### Input for this task
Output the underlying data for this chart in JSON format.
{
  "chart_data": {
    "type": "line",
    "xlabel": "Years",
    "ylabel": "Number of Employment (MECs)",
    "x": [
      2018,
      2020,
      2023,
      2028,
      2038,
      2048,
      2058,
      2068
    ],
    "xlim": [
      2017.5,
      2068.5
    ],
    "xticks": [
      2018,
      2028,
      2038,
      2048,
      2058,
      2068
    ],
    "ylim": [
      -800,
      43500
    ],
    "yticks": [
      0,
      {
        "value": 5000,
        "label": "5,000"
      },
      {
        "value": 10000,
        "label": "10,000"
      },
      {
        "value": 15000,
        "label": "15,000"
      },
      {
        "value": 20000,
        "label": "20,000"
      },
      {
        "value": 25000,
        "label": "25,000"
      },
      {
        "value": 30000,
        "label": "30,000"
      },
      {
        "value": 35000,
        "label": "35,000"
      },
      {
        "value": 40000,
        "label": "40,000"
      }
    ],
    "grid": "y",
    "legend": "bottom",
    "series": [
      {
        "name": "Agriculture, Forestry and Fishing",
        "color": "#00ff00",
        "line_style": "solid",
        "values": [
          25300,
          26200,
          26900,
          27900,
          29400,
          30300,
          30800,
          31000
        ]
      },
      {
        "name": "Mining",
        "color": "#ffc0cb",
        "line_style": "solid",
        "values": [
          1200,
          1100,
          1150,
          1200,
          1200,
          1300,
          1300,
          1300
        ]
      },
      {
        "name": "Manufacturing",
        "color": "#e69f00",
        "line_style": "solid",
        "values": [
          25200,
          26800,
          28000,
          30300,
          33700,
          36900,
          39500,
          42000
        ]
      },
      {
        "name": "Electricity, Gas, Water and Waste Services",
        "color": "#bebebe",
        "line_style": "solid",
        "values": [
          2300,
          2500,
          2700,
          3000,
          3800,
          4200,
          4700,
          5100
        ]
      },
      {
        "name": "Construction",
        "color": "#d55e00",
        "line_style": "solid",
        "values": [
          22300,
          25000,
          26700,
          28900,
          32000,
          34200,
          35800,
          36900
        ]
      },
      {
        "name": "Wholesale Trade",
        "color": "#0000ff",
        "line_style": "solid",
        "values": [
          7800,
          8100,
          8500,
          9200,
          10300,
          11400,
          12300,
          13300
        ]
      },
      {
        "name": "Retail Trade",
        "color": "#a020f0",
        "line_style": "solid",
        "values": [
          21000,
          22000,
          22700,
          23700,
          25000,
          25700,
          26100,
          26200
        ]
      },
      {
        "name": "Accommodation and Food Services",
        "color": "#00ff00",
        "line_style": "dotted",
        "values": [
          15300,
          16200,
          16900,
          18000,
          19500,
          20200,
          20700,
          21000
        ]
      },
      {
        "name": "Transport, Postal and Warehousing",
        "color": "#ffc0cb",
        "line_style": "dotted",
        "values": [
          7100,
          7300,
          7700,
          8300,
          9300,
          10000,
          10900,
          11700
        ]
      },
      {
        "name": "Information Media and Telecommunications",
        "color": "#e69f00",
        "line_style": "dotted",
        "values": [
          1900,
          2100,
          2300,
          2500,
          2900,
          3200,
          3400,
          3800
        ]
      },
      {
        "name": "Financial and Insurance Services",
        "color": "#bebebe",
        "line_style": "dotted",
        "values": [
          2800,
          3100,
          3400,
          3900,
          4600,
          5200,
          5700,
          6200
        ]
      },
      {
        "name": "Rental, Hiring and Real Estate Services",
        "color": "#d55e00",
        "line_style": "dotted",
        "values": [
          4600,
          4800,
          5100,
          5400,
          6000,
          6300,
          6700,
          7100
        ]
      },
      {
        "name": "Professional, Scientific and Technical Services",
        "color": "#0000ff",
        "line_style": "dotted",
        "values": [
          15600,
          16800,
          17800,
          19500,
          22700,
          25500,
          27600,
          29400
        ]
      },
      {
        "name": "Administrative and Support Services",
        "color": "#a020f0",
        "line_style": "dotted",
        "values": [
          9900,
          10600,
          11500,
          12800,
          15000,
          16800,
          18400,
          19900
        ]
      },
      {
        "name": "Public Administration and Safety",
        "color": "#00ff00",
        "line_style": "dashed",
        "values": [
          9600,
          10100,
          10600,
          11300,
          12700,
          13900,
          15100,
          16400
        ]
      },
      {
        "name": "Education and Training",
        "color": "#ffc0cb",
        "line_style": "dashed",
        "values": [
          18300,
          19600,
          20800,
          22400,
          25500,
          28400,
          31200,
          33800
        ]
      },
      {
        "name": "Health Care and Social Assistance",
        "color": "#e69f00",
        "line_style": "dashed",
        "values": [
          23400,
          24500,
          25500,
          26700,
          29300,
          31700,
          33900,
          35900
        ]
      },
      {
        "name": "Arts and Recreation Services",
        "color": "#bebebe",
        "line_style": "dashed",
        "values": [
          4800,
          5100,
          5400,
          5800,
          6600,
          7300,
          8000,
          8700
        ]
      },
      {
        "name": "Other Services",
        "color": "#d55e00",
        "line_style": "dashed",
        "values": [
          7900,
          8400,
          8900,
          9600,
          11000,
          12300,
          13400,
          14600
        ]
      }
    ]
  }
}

### Instruction
Reproduce each entry word for word.

### Task response
Output the underlying data for this chart in JSON format.
{
  "chart_data": {
    "type": "line",
    "xlabel": "Years",
    "ylabel": "Number of Employment (MECs)",
    "x": [
      2018,
      2020,
      2023,
      2028,
      2038,
      2048,
      2058,
      2068
    ],
    "xlim": [
      2017.5,
      2068.5
    ],
    "xticks": [
      2018,
      2028,
      2038,
      2048,
      2058,
      2068
    ],
    "ylim": [
      -800,
      43500
    ],
    "yticks": [
      0,
      {
        "value": 5000,
        "label": "5,000"
      },
      {
        "value": 10000,
        "label": "10,000"
      },
      {
        "value": 15000,
        "label": "15,000"
      },
      {
        "value": 20000,
        "label": "20,000"
      },
      {
        "value": 25000,
        "label": "25,000"
      },
      {
        "value": 30000,
        "label": "30,000"
      },
      {
        "value": 35000,
        "label": "35,000"
      },
      {
        "value": 40000,
        "label": "40,000"
      }
    ],
    "grid": "y",
    "legend": "bottom",
    "series": [
      {
        "name": "Agriculture, Forestry and Fishing",
        "color": "#00ff00",
        "line_style": "solid",
        "values": [
          25300,
          26200,
          26900,
          27900,
          29400,
          30300,
          30800,
          31000
        ]
      },
      {
        "name": "Mining",
        "color": "#ffc0cb",
        "line_style": "solid",
        "values": [
          1200,
          1100,
          1150,
          1200,
          1200,
          1300,
          1300,
          1300
        ]
      },
      {
        "name": "Manufacturing",
        "color": "#e69f00",
        "line_style": "solid",
        "values": [
          25200,
          26800,
          28000,
          30300,
          33700,
          36900,
          39500,
          42000
        ]
      },
      {
        "name": "Electricity, Gas, Water and Waste Services",
        "color": "#bebebe",
        "line_style": "solid",
        "values": [
          2300,
          2500,
          2700,
          3000,
          3800,
          4200,
          4700,
          5100
        ]
      },
      {
        "name": "Construction",
        "color": "#d55e00",
        "line_style": "solid",
        "values": [
          22300,
          25000,
          26700,
          28900,
          32000,
          34200,
          35800,
          36900
        ]
      },
      {
        "name": "Wholesale Trade",
        "color": "#0000ff",
        "line_style": "solid",
        "values": [
          7800,
          8100,
          8500,
          9200,
          10300,
          11400,
          12300,
          13300
        ]
      },
      {
        "name": "Retail Trade",
        "color": "#a020f0",
        "line_style": "solid",
        "values": [
          21000,
          22000,
          22700,
          23700,
          25000,
          25700,
          26100,
          26200
        ]
      },
      {
        "name": "Accommodation and Food Services",
        "color": "#00ff00",
        "line_style": "dotted",
        "values": [
          15300,
          16200,
          16900,
          18000,
          19500,
          20200,
          20700,
          21000
        ]
      },
      {
        "name": "Transport, Postal and Warehousing",
        "color": "#ffc0cb",
        "line_style": "dotted",
        "values": [
          7100,
          7300,
          7700,
          8300,
          9300,
          10000,
          10900,
          11700
        ]
      },
      {
        "name": "Information Media and Telecommunications",
        "color": "#e69f00",
        "line_style": "dotted",
        "values": [
          1900,
          2100,
          2300,
          2500,
          2900,
          3200,
          3400,
          3800
        ]
      },
      {
        "name": "Financial and Insurance Services",
        "color": "#bebebe",
        "line_style": "dotted",
        "values": [
          2800,
          3100,
          3400,
          3900,
          4600,
          5200,
          5700,
          6200
        ]
      },
      {
        "name": "Rental, Hiring and Real Estate Services",
        "color": "#d55e00",
        "line_style": "dotted",
        "values": [
          4600,
          4800,
          5100,
          5400,
          6000,
          6300,
          6700,
          7100
        ]
      },
      {
        "name": "Professional, Scientific and Technical Services",
        "color": "#0000ff",
        "line_style": "dotted",
        "values": [
          15600,
          16800,
          17800,
          19500,
          22700,
          25500,
          27600,
          29400
        ]
      },
      {
        "name": "Administrative and Support Services",
        "color": "#a020f0",
        "line_style": "dotted",
        "values": [
          9900,
          10600,
          11500,
          12800,
          15000,
          16800,
          18400,
          19900
        ]
      },
      {
        "name": "Public Administration and Safety",
        "color": "#00ff00",
        "line_style": "dashed",
        "values": [
          9600,
          10100,
          10600,
          11300,
          12700,
          13900,
          15100,
          16400
        ]
      },
      {
        "name": "Education and Training",
        "color": "#ffc0cb",
        "line_style": "dashed",
        "values": [
          18300,
          19600,
          20800,
          22400,
          25500,
          28400,
          31200,
          33800
        ]
      },
      {
        "name": "Health Care and Social Assistance",
        "color": "#e69f00",
        "line_style": "dashed",
        "values": [
          23400,
          24500,
          25500,
          26700,
          29300,
          31700,
          33900,
          35900
        ]
      },
      {
        "name": "Arts and Recreation Services",
        "color": "#bebebe",
        "line_style": "dashed",
        "values": [
          4800,
          5100,
          5400,
          5800,
          6600,
          7300,
          8000,
          8700
        ]
      },
      {
        "name": "Other Services",
        "color": "#d55e00",
        "line_style": "dashed",
        "values": [
          7900,
          8400,
          8900,
          9600,
          11000,
          12300,
          13400,
          14600
        ]
      }
    ]
  }
}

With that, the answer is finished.